Records about charts and figures:

>> start

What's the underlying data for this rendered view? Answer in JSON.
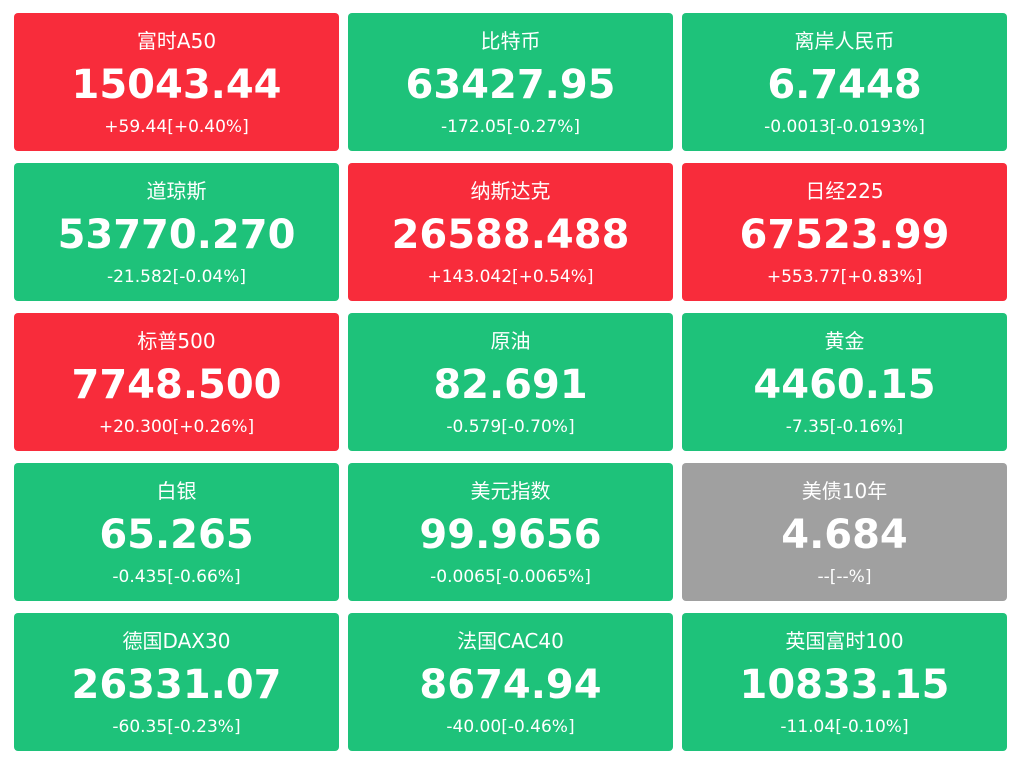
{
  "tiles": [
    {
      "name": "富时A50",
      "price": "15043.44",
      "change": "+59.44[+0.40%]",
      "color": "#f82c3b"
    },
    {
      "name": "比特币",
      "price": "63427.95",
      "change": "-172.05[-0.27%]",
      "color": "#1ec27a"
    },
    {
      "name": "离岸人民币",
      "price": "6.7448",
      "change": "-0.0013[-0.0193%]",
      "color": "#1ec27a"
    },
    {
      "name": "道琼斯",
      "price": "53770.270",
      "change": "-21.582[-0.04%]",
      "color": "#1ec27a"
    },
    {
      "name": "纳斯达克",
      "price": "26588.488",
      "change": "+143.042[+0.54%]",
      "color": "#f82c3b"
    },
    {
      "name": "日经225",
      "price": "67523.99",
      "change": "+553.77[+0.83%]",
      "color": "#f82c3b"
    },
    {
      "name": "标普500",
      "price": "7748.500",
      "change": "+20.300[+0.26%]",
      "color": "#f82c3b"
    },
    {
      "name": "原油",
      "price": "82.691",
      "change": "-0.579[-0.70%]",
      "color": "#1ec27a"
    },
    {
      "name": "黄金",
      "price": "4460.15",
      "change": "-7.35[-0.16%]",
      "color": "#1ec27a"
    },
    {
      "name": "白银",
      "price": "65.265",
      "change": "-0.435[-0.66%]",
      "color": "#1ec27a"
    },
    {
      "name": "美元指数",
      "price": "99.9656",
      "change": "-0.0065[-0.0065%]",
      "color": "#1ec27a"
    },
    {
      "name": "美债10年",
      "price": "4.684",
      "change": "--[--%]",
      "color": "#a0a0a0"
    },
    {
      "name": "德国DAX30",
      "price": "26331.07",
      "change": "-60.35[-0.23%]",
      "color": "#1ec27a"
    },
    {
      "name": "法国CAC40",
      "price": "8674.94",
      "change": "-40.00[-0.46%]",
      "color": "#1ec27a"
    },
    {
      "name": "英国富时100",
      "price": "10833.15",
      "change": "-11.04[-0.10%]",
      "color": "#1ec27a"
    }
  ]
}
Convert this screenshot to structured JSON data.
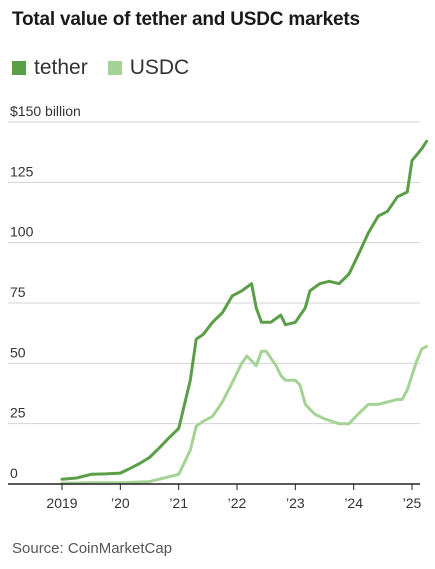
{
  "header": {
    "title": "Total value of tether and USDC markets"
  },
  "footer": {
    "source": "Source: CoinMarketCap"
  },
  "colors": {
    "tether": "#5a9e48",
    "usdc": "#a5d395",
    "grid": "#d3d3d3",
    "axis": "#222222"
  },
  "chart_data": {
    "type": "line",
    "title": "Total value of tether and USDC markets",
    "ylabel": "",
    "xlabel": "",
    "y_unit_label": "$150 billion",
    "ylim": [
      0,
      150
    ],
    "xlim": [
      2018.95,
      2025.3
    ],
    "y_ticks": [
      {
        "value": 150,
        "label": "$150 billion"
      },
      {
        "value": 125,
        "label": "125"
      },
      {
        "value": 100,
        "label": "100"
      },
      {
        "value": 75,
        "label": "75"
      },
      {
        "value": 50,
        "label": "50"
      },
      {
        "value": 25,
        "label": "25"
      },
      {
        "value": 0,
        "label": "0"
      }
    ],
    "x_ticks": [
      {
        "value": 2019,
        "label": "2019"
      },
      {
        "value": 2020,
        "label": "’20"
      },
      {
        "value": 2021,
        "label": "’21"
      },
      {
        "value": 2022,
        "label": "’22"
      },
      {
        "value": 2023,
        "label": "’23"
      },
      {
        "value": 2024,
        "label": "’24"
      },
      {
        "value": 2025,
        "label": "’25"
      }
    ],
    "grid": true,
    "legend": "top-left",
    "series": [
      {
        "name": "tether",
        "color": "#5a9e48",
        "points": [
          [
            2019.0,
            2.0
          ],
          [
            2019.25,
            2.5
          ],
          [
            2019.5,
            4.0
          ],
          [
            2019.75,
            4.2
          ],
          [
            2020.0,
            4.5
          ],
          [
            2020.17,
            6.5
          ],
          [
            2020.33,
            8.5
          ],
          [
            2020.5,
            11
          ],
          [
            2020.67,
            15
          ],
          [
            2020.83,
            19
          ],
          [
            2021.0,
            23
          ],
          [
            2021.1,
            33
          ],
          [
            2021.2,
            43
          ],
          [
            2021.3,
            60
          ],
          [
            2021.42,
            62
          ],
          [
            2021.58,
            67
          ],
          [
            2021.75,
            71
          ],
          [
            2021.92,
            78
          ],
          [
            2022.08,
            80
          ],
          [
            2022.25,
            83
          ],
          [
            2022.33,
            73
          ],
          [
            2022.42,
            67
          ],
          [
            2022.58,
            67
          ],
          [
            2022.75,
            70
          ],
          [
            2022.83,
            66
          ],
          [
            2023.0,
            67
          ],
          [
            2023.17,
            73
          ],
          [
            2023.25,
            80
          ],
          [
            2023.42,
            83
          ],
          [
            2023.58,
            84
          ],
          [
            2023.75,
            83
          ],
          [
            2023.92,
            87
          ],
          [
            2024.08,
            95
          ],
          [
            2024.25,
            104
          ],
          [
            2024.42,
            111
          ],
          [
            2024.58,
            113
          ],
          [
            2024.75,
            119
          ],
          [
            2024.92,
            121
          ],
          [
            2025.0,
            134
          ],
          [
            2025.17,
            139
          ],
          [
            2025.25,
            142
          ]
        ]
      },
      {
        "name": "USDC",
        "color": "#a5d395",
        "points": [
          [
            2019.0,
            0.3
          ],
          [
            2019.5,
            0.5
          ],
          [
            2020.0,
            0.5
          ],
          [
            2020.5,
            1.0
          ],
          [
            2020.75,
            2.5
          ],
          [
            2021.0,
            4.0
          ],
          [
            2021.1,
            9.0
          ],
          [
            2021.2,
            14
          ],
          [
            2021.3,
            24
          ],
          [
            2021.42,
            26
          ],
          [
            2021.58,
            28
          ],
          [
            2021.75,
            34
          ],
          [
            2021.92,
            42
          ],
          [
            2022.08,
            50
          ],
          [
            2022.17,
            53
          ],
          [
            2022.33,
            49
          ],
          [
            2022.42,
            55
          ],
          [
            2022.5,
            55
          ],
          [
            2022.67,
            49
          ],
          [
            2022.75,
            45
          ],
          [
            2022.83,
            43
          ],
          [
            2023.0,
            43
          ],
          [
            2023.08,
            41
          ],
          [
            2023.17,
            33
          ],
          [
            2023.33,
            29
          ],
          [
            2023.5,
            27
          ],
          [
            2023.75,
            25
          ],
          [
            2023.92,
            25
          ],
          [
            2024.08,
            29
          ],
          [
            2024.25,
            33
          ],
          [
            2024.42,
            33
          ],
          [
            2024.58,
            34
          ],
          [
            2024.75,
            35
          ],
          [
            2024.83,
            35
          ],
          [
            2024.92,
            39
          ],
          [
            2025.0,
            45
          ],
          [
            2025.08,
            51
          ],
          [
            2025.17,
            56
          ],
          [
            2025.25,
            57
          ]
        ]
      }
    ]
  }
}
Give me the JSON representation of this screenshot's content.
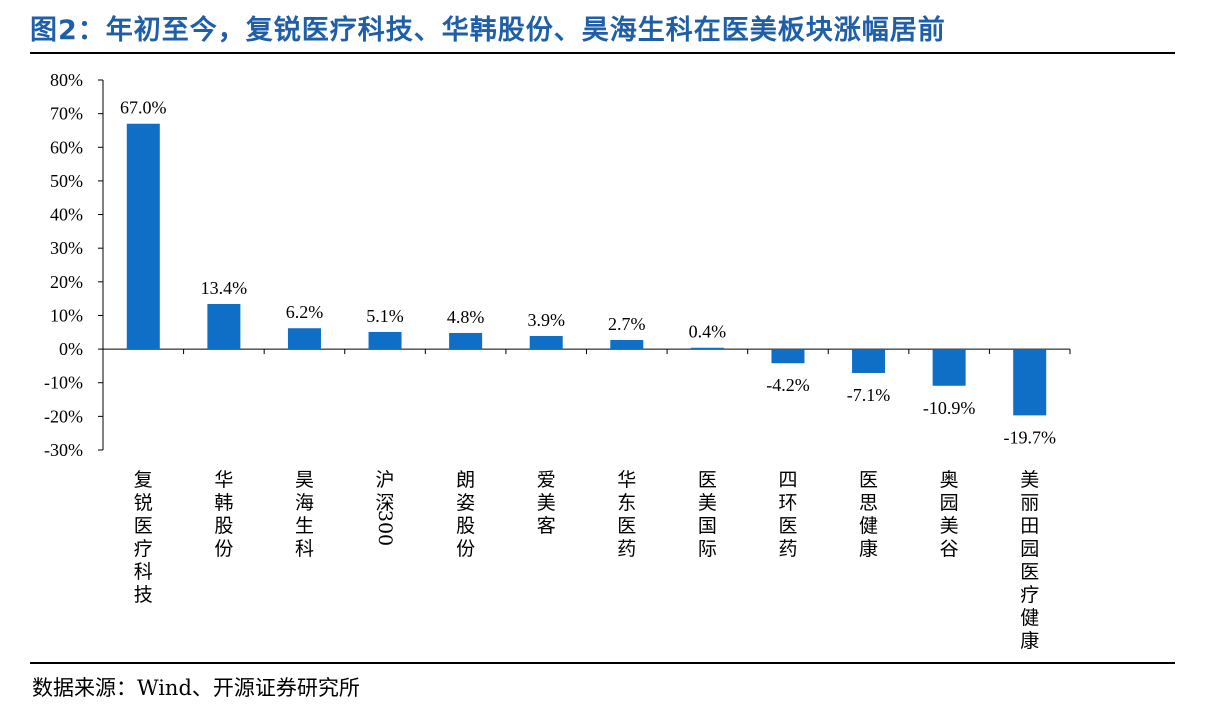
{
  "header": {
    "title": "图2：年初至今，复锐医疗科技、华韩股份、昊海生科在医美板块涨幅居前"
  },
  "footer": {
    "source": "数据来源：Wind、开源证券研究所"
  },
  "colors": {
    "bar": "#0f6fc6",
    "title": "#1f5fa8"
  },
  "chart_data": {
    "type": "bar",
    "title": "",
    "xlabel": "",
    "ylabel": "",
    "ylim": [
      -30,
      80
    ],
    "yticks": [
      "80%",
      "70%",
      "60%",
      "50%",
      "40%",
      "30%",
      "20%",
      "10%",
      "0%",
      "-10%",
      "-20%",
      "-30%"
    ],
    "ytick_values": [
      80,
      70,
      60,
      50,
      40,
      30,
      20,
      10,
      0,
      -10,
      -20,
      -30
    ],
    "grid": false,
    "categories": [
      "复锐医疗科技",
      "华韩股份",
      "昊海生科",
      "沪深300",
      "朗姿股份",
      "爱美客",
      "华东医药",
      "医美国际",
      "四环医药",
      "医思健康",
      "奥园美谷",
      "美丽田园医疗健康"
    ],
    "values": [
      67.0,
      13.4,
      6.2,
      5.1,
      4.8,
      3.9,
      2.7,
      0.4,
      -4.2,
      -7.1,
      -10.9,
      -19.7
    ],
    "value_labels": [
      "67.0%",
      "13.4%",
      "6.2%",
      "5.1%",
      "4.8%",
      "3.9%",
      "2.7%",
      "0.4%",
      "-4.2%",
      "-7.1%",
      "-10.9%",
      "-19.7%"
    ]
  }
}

>> end

PROBLEM DESCRIPTION - Copy whichever lines in the listing above contain the word "billion".

OUTPUT OF THE TASK -
    "y_unit_label": "$150 billion",
        "label": "$150 billion"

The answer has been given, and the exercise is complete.